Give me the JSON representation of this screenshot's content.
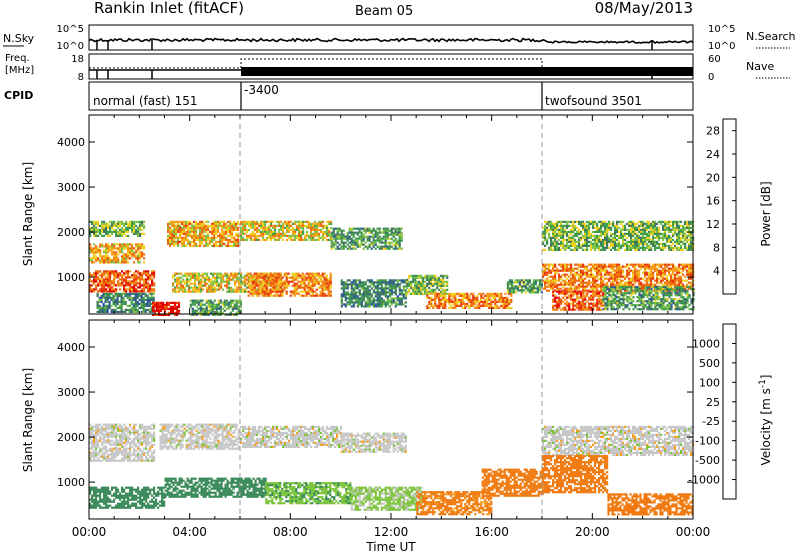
{
  "header": {
    "station": "Rankin Inlet (fitACF)",
    "beam": "Beam 05",
    "date": "08/May/2013"
  },
  "nsky_panel": {
    "left_label": "N.Sky",
    "right_label": "N.Search",
    "left_ticks": [
      "10^5",
      "10^0"
    ],
    "right_ticks": [
      "10^5",
      "10^0"
    ]
  },
  "freq_panel": {
    "left_label_1": "Freq.",
    "left_label_2": "[MHz]",
    "right_label": "Nave",
    "left_ticks": [
      "18",
      "8"
    ],
    "right_ticks": [
      "60",
      "0"
    ]
  },
  "cpid_panel": {
    "label": "CPID",
    "modes": [
      {
        "name": "normal (fast) 151",
        "start_hour": 0
      },
      {
        "name": "-3400",
        "start_hour": 6.0
      },
      {
        "name": "twofsound 3501",
        "start_hour": 18.0
      }
    ]
  },
  "chart_data": [
    {
      "type": "heatmap",
      "title": "",
      "xlabel": "Time UT",
      "ylabel": "Slant Range [km]",
      "x_ticks": [
        "00:00",
        "04:00",
        "08:00",
        "12:00",
        "16:00",
        "20:00",
        "00:00"
      ],
      "xlim_hours": [
        0,
        24
      ],
      "y_ticks": [
        1000,
        2000,
        3000,
        4000
      ],
      "ylim": [
        180,
        4600
      ],
      "colorbar": {
        "label": "Power [dB]",
        "ticks": [
          "4",
          "8",
          "12",
          "16",
          "20",
          "24",
          "28"
        ],
        "range": [
          0,
          30
        ],
        "colors": [
          "#1a1aff",
          "#2a45b8",
          "#2f5d8c",
          "#3f7a5a",
          "#3f9e4a",
          "#7fc24a",
          "#f0d020",
          "#f59a1a",
          "#f06a10",
          "#e83a0a",
          "#e00000"
        ]
      },
      "bands": [
        {
          "t0": 0.0,
          "t1": 2.2,
          "r0": 1900,
          "r1": 2250,
          "value": 14
        },
        {
          "t0": 0.0,
          "t1": 2.2,
          "r0": 1350,
          "r1": 1750,
          "value": 20
        },
        {
          "t0": 0.0,
          "t1": 2.6,
          "r0": 700,
          "r1": 1150,
          "value": 24
        },
        {
          "t0": 0.3,
          "t1": 2.6,
          "r0": 250,
          "r1": 650,
          "value": 10
        },
        {
          "t0": 2.5,
          "t1": 3.6,
          "r0": 180,
          "r1": 450,
          "value": 28
        },
        {
          "t0": 3.1,
          "t1": 5.9,
          "r0": 1700,
          "r1": 2250,
          "value": 20
        },
        {
          "t0": 3.3,
          "t1": 7.6,
          "r0": 700,
          "r1": 1100,
          "value": 18
        },
        {
          "t0": 4.0,
          "t1": 6.0,
          "r0": 180,
          "r1": 500,
          "value": 12
        },
        {
          "t0": 6.0,
          "t1": 9.6,
          "r0": 1850,
          "r1": 2250,
          "value": 18
        },
        {
          "t0": 6.3,
          "t1": 9.6,
          "r0": 600,
          "r1": 1100,
          "value": 22
        },
        {
          "t0": 9.6,
          "t1": 12.4,
          "r0": 1650,
          "r1": 2100,
          "value": 12
        },
        {
          "t0": 10.0,
          "t1": 12.6,
          "r0": 350,
          "r1": 950,
          "value": 10
        },
        {
          "t0": 12.6,
          "t1": 14.2,
          "r0": 650,
          "r1": 1050,
          "value": 14
        },
        {
          "t0": 13.4,
          "t1": 16.8,
          "r0": 300,
          "r1": 650,
          "value": 22
        },
        {
          "t0": 16.6,
          "t1": 18.0,
          "r0": 650,
          "r1": 950,
          "value": 12
        },
        {
          "t0": 18.0,
          "t1": 24.0,
          "r0": 1600,
          "r1": 2250,
          "value": 14
        },
        {
          "t0": 18.0,
          "t1": 24.0,
          "r0": 700,
          "r1": 1300,
          "value": 22
        },
        {
          "t0": 18.4,
          "t1": 20.4,
          "r0": 300,
          "r1": 700,
          "value": 24
        },
        {
          "t0": 20.4,
          "t1": 24.0,
          "r0": 300,
          "r1": 800,
          "value": 12
        }
      ]
    },
    {
      "type": "heatmap",
      "title": "",
      "xlabel": "Time UT",
      "ylabel": "Slant Range [km]",
      "x_ticks": [
        "00:00",
        "04:00",
        "08:00",
        "12:00",
        "16:00",
        "20:00",
        "00:00"
      ],
      "xlim_hours": [
        0,
        24
      ],
      "y_ticks": [
        1000,
        2000,
        3000,
        4000
      ],
      "ylim": [
        180,
        4600
      ],
      "colorbar": {
        "label": "Velocity [m s^-1]",
        "ticks": [
          "1000",
          "500",
          "100",
          "25",
          "-25",
          "-100",
          "-500",
          "-1000"
        ],
        "range": [
          -1000,
          1000
        ],
        "levels": [
          1000,
          500,
          100,
          25,
          -25,
          -100,
          -500,
          -1000
        ],
        "colors": [
          "#1f3fb0",
          "#2f6a8a",
          "#3a8a5a",
          "#7cc43a",
          "#c8c8c8",
          "#f5a020",
          "#f07a10",
          "#e83a0a",
          "#e00000"
        ]
      },
      "bands": [
        {
          "t0": 0.0,
          "t1": 2.6,
          "r0": 1500,
          "r1": 2300,
          "value": 0
        },
        {
          "t0": 0.0,
          "t1": 3.0,
          "r0": 450,
          "r1": 900,
          "value": 200
        },
        {
          "t0": 2.8,
          "t1": 5.9,
          "r0": 1750,
          "r1": 2300,
          "value": 0
        },
        {
          "t0": 3.0,
          "t1": 7.0,
          "r0": 700,
          "r1": 1100,
          "value": 300
        },
        {
          "t0": 6.0,
          "t1": 10.0,
          "r0": 1800,
          "r1": 2250,
          "value": 0
        },
        {
          "t0": 7.0,
          "t1": 10.4,
          "r0": 550,
          "r1": 1000,
          "value": 80
        },
        {
          "t0": 10.0,
          "t1": 12.6,
          "r0": 1700,
          "r1": 2100,
          "value": 0
        },
        {
          "t0": 10.4,
          "t1": 13.2,
          "r0": 400,
          "r1": 900,
          "value": 40
        },
        {
          "t0": 13.0,
          "t1": 16.0,
          "r0": 300,
          "r1": 800,
          "value": -150
        },
        {
          "t0": 15.6,
          "t1": 18.0,
          "r0": 700,
          "r1": 1300,
          "value": -200
        },
        {
          "t0": 18.0,
          "t1": 24.0,
          "r0": 1600,
          "r1": 2250,
          "value": 0
        },
        {
          "t0": 18.0,
          "t1": 20.6,
          "r0": 800,
          "r1": 1600,
          "value": -300
        },
        {
          "t0": 20.6,
          "t1": 24.0,
          "r0": 300,
          "r1": 750,
          "value": -200
        }
      ]
    }
  ]
}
- - - - - - -
▸ **Work to be completed**
Reproduce the entries above word for word. Pictures stay out.

▸ **Solution for this task**
Give me the JSON representation of this screenshot's content.
{
  "header": {
    "station": "Rankin Inlet (fitACF)",
    "beam": "Beam 05",
    "date": "08/May/2013"
  },
  "nsky_panel": {
    "left_label": "N.Sky",
    "right_label": "N.Search",
    "left_ticks": [
      "10^5",
      "10^0"
    ],
    "right_ticks": [
      "10^5",
      "10^0"
    ]
  },
  "freq_panel": {
    "left_label_1": "Freq.",
    "left_label_2": "[MHz]",
    "right_label": "Nave",
    "left_ticks": [
      "18",
      "8"
    ],
    "right_ticks": [
      "60",
      "0"
    ]
  },
  "cpid_panel": {
    "label": "CPID",
    "modes": [
      {
        "name": "normal (fast) 151",
        "start_hour": 0
      },
      {
        "name": "-3400",
        "start_hour": 6.0
      },
      {
        "name": "twofsound 3501",
        "start_hour": 18.0
      }
    ]
  },
  "chart_data": [
    {
      "type": "heatmap",
      "title": "",
      "xlabel": "Time UT",
      "ylabel": "Slant Range [km]",
      "x_ticks": [
        "00:00",
        "04:00",
        "08:00",
        "12:00",
        "16:00",
        "20:00",
        "00:00"
      ],
      "xlim_hours": [
        0,
        24
      ],
      "y_ticks": [
        1000,
        2000,
        3000,
        4000
      ],
      "ylim": [
        180,
        4600
      ],
      "colorbar": {
        "label": "Power [dB]",
        "ticks": [
          "4",
          "8",
          "12",
          "16",
          "20",
          "24",
          "28"
        ],
        "range": [
          0,
          30
        ],
        "colors": [
          "#1a1aff",
          "#2a45b8",
          "#2f5d8c",
          "#3f7a5a",
          "#3f9e4a",
          "#7fc24a",
          "#f0d020",
          "#f59a1a",
          "#f06a10",
          "#e83a0a",
          "#e00000"
        ]
      },
      "bands": [
        {
          "t0": 0.0,
          "t1": 2.2,
          "r0": 1900,
          "r1": 2250,
          "value": 14
        },
        {
          "t0": 0.0,
          "t1": 2.2,
          "r0": 1350,
          "r1": 1750,
          "value": 20
        },
        {
          "t0": 0.0,
          "t1": 2.6,
          "r0": 700,
          "r1": 1150,
          "value": 24
        },
        {
          "t0": 0.3,
          "t1": 2.6,
          "r0": 250,
          "r1": 650,
          "value": 10
        },
        {
          "t0": 2.5,
          "t1": 3.6,
          "r0": 180,
          "r1": 450,
          "value": 28
        },
        {
          "t0": 3.1,
          "t1": 5.9,
          "r0": 1700,
          "r1": 2250,
          "value": 20
        },
        {
          "t0": 3.3,
          "t1": 7.6,
          "r0": 700,
          "r1": 1100,
          "value": 18
        },
        {
          "t0": 4.0,
          "t1": 6.0,
          "r0": 180,
          "r1": 500,
          "value": 12
        },
        {
          "t0": 6.0,
          "t1": 9.6,
          "r0": 1850,
          "r1": 2250,
          "value": 18
        },
        {
          "t0": 6.3,
          "t1": 9.6,
          "r0": 600,
          "r1": 1100,
          "value": 22
        },
        {
          "t0": 9.6,
          "t1": 12.4,
          "r0": 1650,
          "r1": 2100,
          "value": 12
        },
        {
          "t0": 10.0,
          "t1": 12.6,
          "r0": 350,
          "r1": 950,
          "value": 10
        },
        {
          "t0": 12.6,
          "t1": 14.2,
          "r0": 650,
          "r1": 1050,
          "value": 14
        },
        {
          "t0": 13.4,
          "t1": 16.8,
          "r0": 300,
          "r1": 650,
          "value": 22
        },
        {
          "t0": 16.6,
          "t1": 18.0,
          "r0": 650,
          "r1": 950,
          "value": 12
        },
        {
          "t0": 18.0,
          "t1": 24.0,
          "r0": 1600,
          "r1": 2250,
          "value": 14
        },
        {
          "t0": 18.0,
          "t1": 24.0,
          "r0": 700,
          "r1": 1300,
          "value": 22
        },
        {
          "t0": 18.4,
          "t1": 20.4,
          "r0": 300,
          "r1": 700,
          "value": 24
        },
        {
          "t0": 20.4,
          "t1": 24.0,
          "r0": 300,
          "r1": 800,
          "value": 12
        }
      ]
    },
    {
      "type": "heatmap",
      "title": "",
      "xlabel": "Time UT",
      "ylabel": "Slant Range [km]",
      "x_ticks": [
        "00:00",
        "04:00",
        "08:00",
        "12:00",
        "16:00",
        "20:00",
        "00:00"
      ],
      "xlim_hours": [
        0,
        24
      ],
      "y_ticks": [
        1000,
        2000,
        3000,
        4000
      ],
      "ylim": [
        180,
        4600
      ],
      "colorbar": {
        "label": "Velocity [m s^-1]",
        "ticks": [
          "1000",
          "500",
          "100",
          "25",
          "-25",
          "-100",
          "-500",
          "-1000"
        ],
        "range": [
          -1000,
          1000
        ],
        "levels": [
          1000,
          500,
          100,
          25,
          -25,
          -100,
          -500,
          -1000
        ],
        "colors": [
          "#1f3fb0",
          "#2f6a8a",
          "#3a8a5a",
          "#7cc43a",
          "#c8c8c8",
          "#f5a020",
          "#f07a10",
          "#e83a0a",
          "#e00000"
        ]
      },
      "bands": [
        {
          "t0": 0.0,
          "t1": 2.6,
          "r0": 1500,
          "r1": 2300,
          "value": 0
        },
        {
          "t0": 0.0,
          "t1": 3.0,
          "r0": 450,
          "r1": 900,
          "value": 200
        },
        {
          "t0": 2.8,
          "t1": 5.9,
          "r0": 1750,
          "r1": 2300,
          "value": 0
        },
        {
          "t0": 3.0,
          "t1": 7.0,
          "r0": 700,
          "r1": 1100,
          "value": 300
        },
        {
          "t0": 6.0,
          "t1": 10.0,
          "r0": 1800,
          "r1": 2250,
          "value": 0
        },
        {
          "t0": 7.0,
          "t1": 10.4,
          "r0": 550,
          "r1": 1000,
          "value": 80
        },
        {
          "t0": 10.0,
          "t1": 12.6,
          "r0": 1700,
          "r1": 2100,
          "value": 0
        },
        {
          "t0": 10.4,
          "t1": 13.2,
          "r0": 400,
          "r1": 900,
          "value": 40
        },
        {
          "t0": 13.0,
          "t1": 16.0,
          "r0": 300,
          "r1": 800,
          "value": -150
        },
        {
          "t0": 15.6,
          "t1": 18.0,
          "r0": 700,
          "r1": 1300,
          "value": -200
        },
        {
          "t0": 18.0,
          "t1": 24.0,
          "r0": 1600,
          "r1": 2250,
          "value": 0
        },
        {
          "t0": 18.0,
          "t1": 20.6,
          "r0": 800,
          "r1": 1600,
          "value": -300
        },
        {
          "t0": 20.6,
          "t1": 24.0,
          "r0": 300,
          "r1": 750,
          "value": -200
        }
      ]
    }
  ]
}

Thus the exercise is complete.